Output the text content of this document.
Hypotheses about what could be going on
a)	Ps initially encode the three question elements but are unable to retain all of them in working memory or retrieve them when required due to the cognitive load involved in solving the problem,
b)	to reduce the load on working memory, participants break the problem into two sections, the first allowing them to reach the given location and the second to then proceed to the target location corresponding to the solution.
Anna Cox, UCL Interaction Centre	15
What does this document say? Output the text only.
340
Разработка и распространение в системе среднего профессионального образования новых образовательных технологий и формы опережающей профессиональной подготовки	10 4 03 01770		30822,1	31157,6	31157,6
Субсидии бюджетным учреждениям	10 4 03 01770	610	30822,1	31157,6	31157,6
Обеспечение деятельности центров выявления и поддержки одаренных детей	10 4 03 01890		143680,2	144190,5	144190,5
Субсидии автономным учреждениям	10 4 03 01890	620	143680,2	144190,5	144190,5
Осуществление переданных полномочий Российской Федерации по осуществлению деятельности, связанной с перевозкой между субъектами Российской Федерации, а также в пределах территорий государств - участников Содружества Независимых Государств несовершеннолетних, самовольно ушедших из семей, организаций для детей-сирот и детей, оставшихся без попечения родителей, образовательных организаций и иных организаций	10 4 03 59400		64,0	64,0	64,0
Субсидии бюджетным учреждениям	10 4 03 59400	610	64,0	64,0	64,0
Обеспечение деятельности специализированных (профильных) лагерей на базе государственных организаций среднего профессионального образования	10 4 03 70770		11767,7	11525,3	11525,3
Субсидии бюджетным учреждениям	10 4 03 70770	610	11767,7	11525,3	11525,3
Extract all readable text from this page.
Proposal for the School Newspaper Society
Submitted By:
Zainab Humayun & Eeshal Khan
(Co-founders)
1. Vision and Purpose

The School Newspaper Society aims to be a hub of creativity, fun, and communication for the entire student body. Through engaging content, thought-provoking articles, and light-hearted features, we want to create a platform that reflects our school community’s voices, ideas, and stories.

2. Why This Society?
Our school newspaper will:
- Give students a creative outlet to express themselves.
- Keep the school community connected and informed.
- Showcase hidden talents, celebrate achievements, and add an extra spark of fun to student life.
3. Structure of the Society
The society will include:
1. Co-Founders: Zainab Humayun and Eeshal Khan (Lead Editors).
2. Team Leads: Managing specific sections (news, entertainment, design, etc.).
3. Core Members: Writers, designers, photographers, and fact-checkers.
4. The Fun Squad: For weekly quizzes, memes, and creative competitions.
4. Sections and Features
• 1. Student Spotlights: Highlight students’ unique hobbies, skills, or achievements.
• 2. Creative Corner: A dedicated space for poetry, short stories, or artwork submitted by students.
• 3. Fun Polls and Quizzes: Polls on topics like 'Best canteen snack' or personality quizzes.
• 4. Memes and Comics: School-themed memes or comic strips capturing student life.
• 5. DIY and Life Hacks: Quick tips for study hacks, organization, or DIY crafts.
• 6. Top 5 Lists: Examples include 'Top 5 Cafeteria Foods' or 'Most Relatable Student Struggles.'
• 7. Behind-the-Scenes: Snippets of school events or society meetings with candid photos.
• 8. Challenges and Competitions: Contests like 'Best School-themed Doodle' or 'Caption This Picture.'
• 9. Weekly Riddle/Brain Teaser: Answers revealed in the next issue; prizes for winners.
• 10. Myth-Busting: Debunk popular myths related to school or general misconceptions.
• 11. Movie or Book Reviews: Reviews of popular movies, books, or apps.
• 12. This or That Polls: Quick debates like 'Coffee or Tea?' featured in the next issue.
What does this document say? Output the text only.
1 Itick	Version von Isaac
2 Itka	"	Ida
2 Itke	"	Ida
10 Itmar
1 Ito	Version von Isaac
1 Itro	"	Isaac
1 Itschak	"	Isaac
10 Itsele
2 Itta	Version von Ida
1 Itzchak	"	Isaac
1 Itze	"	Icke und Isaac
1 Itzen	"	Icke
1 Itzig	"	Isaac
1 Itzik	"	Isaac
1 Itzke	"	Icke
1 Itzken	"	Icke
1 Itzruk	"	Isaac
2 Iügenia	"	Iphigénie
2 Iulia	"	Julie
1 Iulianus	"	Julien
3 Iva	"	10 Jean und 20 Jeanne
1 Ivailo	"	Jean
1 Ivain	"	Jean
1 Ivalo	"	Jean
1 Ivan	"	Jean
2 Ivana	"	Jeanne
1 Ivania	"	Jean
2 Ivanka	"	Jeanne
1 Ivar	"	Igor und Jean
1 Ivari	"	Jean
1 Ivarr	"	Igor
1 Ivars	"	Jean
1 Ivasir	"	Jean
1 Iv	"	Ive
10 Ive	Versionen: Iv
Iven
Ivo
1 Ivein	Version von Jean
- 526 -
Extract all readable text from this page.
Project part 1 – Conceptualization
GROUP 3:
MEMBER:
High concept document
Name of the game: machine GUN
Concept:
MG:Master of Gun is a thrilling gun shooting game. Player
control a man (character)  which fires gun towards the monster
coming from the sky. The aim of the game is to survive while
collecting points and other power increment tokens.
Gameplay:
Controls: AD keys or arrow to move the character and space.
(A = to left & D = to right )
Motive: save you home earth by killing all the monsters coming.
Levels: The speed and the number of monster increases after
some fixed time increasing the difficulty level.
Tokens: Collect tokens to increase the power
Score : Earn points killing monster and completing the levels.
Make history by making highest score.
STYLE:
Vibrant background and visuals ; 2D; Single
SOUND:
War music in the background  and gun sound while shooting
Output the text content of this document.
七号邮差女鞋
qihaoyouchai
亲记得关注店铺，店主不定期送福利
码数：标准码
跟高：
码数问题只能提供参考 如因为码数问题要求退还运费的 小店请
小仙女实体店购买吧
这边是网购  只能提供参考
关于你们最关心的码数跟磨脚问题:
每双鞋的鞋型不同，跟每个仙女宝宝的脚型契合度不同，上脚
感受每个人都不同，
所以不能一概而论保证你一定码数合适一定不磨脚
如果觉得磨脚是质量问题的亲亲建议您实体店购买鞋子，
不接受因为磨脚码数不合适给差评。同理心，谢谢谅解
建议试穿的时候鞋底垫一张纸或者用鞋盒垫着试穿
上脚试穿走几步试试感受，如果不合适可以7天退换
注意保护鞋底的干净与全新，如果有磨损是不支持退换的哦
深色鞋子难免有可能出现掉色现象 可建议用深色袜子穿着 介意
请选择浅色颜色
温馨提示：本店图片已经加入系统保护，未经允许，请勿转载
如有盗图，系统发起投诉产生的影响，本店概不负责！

—————

(Stated task) Give the listing again, word for word.

(Reply)
Output the text content of this document.
Hypotheses about what could be going on
a)	Ps initially encode the three question elements but are unable to retain all of them in working memory or retrieve them when required due to the cognitive load involved in solving the problem,
b)	to reduce the load on working memory, participants break the problem into two sections, the first allowing them to reach the given location and the second to then proceed to the target location corresponding to the solution.
Anna Cox, UCL Interaction Centre	15
What does this document say? Output the text only.
340
Разработка и распространение в системе среднего профессионального образования новых образовательных технологий и формы опережающей профессиональной подготовки	10 4 03 01770		30822,1	31157,6	31157,6
Субсидии бюджетным учреждениям	10 4 03 01770	610	30822,1	31157,6	31157,6
Обеспечение деятельности центров выявления и поддержки одаренных детей	10 4 03 01890		143680,2	144190,5	144190,5
Субсидии автономным учреждениям	10 4 03 01890	620	143680,2	144190,5	144190,5
Осуществление переданных полномочий Российской Федерации по осуществлению деятельности, связанной с перевозкой между субъектами Российской Федерации, а также в пределах территорий государств - участников Содружества Независимых Государств несовершеннолетних, самовольно ушедших из семей, организаций для детей-сирот и детей, оставшихся без попечения родителей, образовательных организаций и иных организаций	10 4 03 59400		64,0	64,0	64,0
Субсидии бюджетным учреждениям	10 4 03 59400	610	64,0	64,0	64,0
Обеспечение деятельности специализированных (профильных) лагерей на базе государственных организаций среднего профессионального образования	10 4 03 70770		11767,7	11525,3	11525,3
Субсидии бюджетным учреждениям	10 4 03 70770	610	11767,7	11525,3	11525,3
Extract all readable text from this page.
Proposal for the School Newspaper Society
Submitted By:
Zainab Humayun & Eeshal Khan
(Co-founders)
1. Vision and Purpose

The School Newspaper Society aims to be a hub of creativity, fun, and communication for the entire student body. Through engaging content, thought-provoking articles, and light-hearted features, we want to create a platform that reflects our school community’s voices, ideas, and stories.

2. Why This Society?
Our school newspaper will:
- Give students a creative outlet to express themselves.
- Keep the school community connected and informed.
- Showcase hidden talents, celebrate achievements, and add an extra spark of fun to student life.
3. Structure of the Society
The society will include:
1. Co-Founders: Zainab Humayun and Eeshal Khan (Lead Editors).
2. Team Leads: Managing specific sections (news, entertainment, design, etc.).
3. Core Members: Writers, designers, photographers, and fact-checkers.
4. The Fun Squad: For weekly quizzes, memes, and creative competitions.
4. Sections and Features
• 1. Student Spotlights: Highlight students’ unique hobbies, skills, or achievements.
• 2. Creative Corner: A dedicated space for poetry, short stories, or artwork submitted by students.
• 3. Fun Polls and Quizzes: Polls on topics like 'Best canteen snack' or personality quizzes.
• 4. Memes and Comics: School-themed memes or comic strips capturing student life.
• 5. DIY and Life Hacks: Quick tips for study hacks, organization, or DIY crafts.
• 6. Top 5 Lists: Examples include 'Top 5 Cafeteria Foods' or 'Most Relatable Student Struggles.'
• 7. Behind-the-Scenes: Snippets of school events or society meetings with candid photos.
• 8. Challenges and Competitions: Contests like 'Best School-themed Doodle' or 'Caption This Picture.'
• 9. Weekly Riddle/Brain Teaser: Answers revealed in the next issue; prizes for winners.
• 10. Myth-Busting: Debunk popular myths related to school or general misconceptions.
• 11. Movie or Book Reviews: Reviews of popular movies, books, or apps.
• 12. This or That Polls: Quick debates like 'Coffee or Tea?' featured in the next issue.
What does this document say? Output the text only.
1 Itick	Version von Isaac
2 Itka	"	Ida
2 Itke	"	Ida
10 Itmar
1 Ito	Version von Isaac
1 Itro	"	Isaac
1 Itschak	"	Isaac
10 Itsele
2 Itta	Version von Ida
1 Itzchak	"	Isaac
1 Itze	"	Icke und Isaac
1 Itzen	"	Icke
1 Itzig	"	Isaac
1 Itzik	"	Isaac
1 Itzke	"	Icke
1 Itzken	"	Icke
1 Itzruk	"	Isaac
2 Iügenia	"	Iphigénie
2 Iulia	"	Julie
1 Iulianus	"	Julien
3 Iva	"	10 Jean und 20 Jeanne
1 Ivailo	"	Jean
1 Ivain	"	Jean
1 Ivalo	"	Jean
1 Ivan	"	Jean
2 Ivana	"	Jeanne
1 Ivania	"	Jean
2 Ivanka	"	Jeanne
1 Ivar	"	Igor und Jean
1 Ivari	"	Jean
1 Ivarr	"	Igor
1 Ivars	"	Jean
1 Ivasir	"	Jean
1 Iv	"	Ive
10 Ive	Versionen: Iv
Iven
Ivo
1 Ivein	Version von Jean
- 526 -
Extract all readable text from this page.
Project part 1 – Conceptualization
GROUP 3:
MEMBER:
High concept document
Name of the game: machine GUN
Concept:
MG:Master of Gun is a thrilling gun shooting game. Player
control a man (character)  which fires gun towards the monster
coming from the sky. The aim of the game is to survive while
collecting points and other power increment tokens.
Gameplay:
Controls: AD keys or arrow to move the character and space.
(A = to left & D = to right )
Motive: save you home earth by killing all the monsters coming.
Levels: The speed and the number of monster increases after
some fixed time increasing the difficulty level.
Tokens: Collect tokens to increase the power
Score : Earn points killing monster and completing the levels.
Make history by making highest score.
STYLE:
Vibrant background and visuals ; 2D; Single
SOUND:
War music in the background  and gun sound while shooting
Output the text content of this document.
七号邮差女鞋
qihaoyouchai
亲记得关注店铺，店主不定期送福利
码数：标准码
跟高：
码数问题只能提供参考 如因为码数问题要求退还运费的 小店请
小仙女实体店购买吧
这边是网购  只能提供参考
关于你们最关心的码数跟磨脚问题:
每双鞋的鞋型不同，跟每个仙女宝宝的脚型契合度不同，上脚
感受每个人都不同，
所以不能一概而论保证你一定码数合适一定不磨脚
如果觉得磨脚是质量问题的亲亲建议您实体店购买鞋子，
不接受因为磨脚码数不合适给差评。同理心，谢谢谅解
建议试穿的时候鞋底垫一张纸或者用鞋盒垫着试穿
上脚试穿走几步试试感受，如果不合适可以7天退换
注意保护鞋底的干净与全新，如果有磨损是不支持退换的哦
深色鞋子难免有可能出现掉色现象 可建议用深色袜子穿着 介意
请选择浅色颜色
温馨提示：本店图片已经加入系统保护，未经允许，请勿转载
如有盗图，系统发起投诉产生的影响，本店概不负责！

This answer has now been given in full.